[What needs to be done] Reproduce every line in the listing that contains the word "left".

[Listed records]
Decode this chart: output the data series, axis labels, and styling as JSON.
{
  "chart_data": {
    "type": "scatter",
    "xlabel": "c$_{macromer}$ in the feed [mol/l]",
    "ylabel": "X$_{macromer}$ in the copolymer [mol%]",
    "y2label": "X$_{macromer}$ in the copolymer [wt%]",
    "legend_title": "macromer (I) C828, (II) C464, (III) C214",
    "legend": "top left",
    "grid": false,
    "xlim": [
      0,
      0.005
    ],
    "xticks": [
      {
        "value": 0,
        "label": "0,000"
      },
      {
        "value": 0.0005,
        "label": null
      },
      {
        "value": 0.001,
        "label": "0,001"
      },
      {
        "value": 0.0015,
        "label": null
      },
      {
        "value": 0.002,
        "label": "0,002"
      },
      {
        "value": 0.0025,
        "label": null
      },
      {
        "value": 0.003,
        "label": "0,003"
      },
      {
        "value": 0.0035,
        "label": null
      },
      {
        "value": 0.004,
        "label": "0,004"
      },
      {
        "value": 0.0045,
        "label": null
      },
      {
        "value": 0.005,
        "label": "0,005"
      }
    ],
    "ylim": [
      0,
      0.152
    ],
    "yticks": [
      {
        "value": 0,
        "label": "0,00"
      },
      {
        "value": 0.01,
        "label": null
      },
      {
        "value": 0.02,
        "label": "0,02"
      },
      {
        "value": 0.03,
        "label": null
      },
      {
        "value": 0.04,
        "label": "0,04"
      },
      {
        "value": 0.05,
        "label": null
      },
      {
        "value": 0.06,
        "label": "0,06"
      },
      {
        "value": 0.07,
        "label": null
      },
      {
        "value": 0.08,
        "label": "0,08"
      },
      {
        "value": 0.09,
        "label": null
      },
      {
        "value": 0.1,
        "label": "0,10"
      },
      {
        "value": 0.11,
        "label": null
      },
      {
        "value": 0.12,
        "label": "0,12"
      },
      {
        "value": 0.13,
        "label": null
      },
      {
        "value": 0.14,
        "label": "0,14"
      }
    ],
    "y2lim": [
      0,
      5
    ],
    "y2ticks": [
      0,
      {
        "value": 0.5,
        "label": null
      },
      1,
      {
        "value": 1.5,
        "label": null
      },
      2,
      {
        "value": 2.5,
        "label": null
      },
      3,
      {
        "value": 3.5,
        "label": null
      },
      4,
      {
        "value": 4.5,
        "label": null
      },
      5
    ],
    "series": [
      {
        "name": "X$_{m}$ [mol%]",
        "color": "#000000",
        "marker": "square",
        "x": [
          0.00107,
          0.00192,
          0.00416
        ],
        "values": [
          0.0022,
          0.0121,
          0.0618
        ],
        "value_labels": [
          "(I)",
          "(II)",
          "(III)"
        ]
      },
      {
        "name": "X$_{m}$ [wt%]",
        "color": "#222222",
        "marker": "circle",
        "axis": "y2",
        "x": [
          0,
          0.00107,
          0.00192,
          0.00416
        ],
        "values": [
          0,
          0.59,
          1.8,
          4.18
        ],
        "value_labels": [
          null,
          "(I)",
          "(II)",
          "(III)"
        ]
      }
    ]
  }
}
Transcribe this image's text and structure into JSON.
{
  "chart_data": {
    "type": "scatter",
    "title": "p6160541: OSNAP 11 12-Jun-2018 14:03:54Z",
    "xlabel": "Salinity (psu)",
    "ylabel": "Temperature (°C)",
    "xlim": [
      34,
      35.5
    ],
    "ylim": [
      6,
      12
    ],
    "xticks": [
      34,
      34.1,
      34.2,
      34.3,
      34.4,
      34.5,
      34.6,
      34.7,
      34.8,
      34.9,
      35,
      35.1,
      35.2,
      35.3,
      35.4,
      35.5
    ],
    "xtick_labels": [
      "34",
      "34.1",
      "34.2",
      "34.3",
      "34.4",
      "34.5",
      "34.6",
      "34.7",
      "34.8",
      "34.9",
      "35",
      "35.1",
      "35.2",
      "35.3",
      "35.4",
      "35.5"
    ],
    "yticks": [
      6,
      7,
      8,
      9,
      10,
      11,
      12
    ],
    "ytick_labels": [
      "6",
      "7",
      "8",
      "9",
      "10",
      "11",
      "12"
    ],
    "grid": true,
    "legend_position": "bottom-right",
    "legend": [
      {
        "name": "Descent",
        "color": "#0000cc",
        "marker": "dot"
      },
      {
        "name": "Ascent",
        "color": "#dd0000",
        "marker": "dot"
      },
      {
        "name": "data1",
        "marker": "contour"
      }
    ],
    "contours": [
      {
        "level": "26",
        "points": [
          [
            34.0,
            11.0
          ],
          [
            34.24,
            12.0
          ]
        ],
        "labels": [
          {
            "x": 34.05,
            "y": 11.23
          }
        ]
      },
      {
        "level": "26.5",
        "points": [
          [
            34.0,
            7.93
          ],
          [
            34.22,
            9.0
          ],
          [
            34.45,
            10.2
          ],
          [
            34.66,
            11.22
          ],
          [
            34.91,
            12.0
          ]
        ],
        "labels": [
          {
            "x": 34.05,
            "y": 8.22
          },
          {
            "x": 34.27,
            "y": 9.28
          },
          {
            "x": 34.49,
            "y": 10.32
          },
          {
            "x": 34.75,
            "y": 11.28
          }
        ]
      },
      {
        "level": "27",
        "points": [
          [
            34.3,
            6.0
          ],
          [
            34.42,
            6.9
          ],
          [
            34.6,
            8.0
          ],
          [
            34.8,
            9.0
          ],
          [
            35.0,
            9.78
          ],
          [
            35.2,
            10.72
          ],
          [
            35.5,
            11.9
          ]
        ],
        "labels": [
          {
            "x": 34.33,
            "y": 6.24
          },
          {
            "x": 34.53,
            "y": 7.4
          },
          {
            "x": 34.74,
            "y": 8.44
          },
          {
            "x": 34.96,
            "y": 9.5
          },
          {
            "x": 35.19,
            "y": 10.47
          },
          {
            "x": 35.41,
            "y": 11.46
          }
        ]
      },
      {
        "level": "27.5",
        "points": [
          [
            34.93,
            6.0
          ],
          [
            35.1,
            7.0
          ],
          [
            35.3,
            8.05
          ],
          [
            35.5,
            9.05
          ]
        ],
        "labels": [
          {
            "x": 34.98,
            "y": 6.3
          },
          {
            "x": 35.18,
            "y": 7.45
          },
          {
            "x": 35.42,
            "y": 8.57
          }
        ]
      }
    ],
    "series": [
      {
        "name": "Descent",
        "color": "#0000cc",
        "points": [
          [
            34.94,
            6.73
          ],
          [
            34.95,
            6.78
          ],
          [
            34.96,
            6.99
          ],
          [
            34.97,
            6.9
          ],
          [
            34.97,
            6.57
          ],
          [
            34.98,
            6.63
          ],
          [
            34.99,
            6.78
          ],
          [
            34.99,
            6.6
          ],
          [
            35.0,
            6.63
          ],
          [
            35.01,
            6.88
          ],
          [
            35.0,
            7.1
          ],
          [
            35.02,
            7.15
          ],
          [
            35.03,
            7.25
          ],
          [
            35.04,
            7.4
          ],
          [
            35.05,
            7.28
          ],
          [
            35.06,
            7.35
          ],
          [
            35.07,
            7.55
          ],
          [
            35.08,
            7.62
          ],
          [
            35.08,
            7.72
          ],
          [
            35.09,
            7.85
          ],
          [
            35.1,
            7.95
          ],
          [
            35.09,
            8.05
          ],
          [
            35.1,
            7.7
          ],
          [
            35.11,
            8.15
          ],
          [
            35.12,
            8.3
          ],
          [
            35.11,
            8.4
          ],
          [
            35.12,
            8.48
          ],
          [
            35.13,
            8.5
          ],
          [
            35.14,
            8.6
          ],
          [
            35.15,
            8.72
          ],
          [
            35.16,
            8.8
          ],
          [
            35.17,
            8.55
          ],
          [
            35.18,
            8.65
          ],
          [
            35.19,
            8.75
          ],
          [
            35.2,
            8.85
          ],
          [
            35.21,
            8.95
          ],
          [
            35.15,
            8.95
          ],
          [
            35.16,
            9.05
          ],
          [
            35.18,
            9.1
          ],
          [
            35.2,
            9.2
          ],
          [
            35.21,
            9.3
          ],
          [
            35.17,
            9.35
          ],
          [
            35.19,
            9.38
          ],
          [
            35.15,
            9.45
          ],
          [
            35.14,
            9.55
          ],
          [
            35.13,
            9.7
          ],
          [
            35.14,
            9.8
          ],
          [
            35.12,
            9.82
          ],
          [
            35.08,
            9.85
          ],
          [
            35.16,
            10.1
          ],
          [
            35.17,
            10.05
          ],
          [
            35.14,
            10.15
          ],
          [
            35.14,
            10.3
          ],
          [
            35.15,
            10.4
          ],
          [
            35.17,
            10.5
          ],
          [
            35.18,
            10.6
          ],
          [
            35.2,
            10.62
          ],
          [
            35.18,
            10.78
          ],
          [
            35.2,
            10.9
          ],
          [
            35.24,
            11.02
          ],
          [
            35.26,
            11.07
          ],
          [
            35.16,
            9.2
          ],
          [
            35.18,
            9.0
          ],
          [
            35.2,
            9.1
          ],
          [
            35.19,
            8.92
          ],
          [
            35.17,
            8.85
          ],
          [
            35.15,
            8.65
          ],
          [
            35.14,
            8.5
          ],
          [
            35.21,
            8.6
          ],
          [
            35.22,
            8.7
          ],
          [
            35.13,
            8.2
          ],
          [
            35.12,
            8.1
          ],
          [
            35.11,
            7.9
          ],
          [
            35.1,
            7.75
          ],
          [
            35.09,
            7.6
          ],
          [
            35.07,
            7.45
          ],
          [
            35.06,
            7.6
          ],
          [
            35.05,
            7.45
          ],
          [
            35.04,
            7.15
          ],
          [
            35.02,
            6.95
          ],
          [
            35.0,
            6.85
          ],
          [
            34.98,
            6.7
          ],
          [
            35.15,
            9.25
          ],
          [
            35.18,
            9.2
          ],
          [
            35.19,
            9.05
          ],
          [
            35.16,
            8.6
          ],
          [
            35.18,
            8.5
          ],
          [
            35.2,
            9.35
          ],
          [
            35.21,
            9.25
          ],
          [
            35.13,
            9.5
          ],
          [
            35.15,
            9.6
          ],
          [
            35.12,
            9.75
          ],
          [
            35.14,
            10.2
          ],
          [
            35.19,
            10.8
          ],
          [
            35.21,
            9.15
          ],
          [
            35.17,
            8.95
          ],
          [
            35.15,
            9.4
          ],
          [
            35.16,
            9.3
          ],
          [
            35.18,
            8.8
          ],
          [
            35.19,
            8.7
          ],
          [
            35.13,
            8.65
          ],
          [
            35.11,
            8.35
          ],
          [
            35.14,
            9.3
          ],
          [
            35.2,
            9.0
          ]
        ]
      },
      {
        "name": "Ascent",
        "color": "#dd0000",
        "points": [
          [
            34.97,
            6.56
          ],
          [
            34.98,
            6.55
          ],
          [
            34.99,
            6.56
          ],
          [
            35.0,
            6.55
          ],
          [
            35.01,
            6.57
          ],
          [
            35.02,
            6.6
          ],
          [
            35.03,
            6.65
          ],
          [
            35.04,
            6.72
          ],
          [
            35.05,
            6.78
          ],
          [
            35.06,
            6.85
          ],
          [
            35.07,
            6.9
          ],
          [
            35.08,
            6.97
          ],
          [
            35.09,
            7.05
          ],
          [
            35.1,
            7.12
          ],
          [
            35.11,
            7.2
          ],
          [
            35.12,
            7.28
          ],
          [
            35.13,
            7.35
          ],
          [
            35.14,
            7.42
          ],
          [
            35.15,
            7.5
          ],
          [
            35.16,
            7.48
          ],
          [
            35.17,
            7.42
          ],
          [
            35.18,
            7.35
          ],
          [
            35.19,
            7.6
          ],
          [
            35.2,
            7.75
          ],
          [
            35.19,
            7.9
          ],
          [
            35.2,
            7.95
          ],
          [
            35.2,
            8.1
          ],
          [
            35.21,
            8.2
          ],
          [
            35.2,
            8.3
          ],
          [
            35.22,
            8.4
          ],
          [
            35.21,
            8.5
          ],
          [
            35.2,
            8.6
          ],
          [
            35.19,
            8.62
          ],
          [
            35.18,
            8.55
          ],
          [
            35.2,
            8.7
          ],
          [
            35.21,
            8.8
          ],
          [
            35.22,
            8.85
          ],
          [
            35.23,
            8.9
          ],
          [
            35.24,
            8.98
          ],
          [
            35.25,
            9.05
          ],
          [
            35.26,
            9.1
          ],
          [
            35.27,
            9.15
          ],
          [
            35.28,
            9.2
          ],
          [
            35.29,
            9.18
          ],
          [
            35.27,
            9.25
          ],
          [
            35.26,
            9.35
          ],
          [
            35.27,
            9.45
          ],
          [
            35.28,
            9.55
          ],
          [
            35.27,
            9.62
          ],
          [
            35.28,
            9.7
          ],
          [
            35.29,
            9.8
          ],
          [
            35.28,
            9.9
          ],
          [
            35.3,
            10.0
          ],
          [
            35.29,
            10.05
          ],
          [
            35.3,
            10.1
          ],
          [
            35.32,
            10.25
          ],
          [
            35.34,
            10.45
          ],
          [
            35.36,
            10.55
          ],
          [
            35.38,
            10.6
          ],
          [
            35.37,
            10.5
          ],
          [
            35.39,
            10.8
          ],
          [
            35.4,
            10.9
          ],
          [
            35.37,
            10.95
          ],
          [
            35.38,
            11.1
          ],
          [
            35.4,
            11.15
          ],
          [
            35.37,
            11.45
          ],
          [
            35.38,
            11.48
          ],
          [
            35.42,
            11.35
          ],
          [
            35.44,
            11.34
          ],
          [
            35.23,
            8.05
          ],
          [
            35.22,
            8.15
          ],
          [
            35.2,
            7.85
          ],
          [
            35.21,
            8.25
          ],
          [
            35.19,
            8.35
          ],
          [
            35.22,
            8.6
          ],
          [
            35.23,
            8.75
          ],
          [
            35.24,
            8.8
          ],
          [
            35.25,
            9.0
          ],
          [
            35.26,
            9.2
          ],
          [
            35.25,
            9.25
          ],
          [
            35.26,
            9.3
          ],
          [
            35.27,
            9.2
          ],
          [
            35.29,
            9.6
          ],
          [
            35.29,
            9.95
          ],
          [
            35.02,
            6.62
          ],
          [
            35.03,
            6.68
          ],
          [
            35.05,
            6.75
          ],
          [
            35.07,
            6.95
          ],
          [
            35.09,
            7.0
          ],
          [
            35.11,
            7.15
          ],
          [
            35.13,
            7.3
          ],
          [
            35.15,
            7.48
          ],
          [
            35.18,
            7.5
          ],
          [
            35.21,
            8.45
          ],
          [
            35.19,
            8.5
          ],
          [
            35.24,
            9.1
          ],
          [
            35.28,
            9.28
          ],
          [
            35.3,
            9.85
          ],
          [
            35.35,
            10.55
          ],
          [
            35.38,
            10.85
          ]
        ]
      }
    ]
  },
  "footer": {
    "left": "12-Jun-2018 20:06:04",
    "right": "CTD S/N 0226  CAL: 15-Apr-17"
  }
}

[Answer]
    "legend": "top left",
    "left": "12-Jun-2018 20:06:04",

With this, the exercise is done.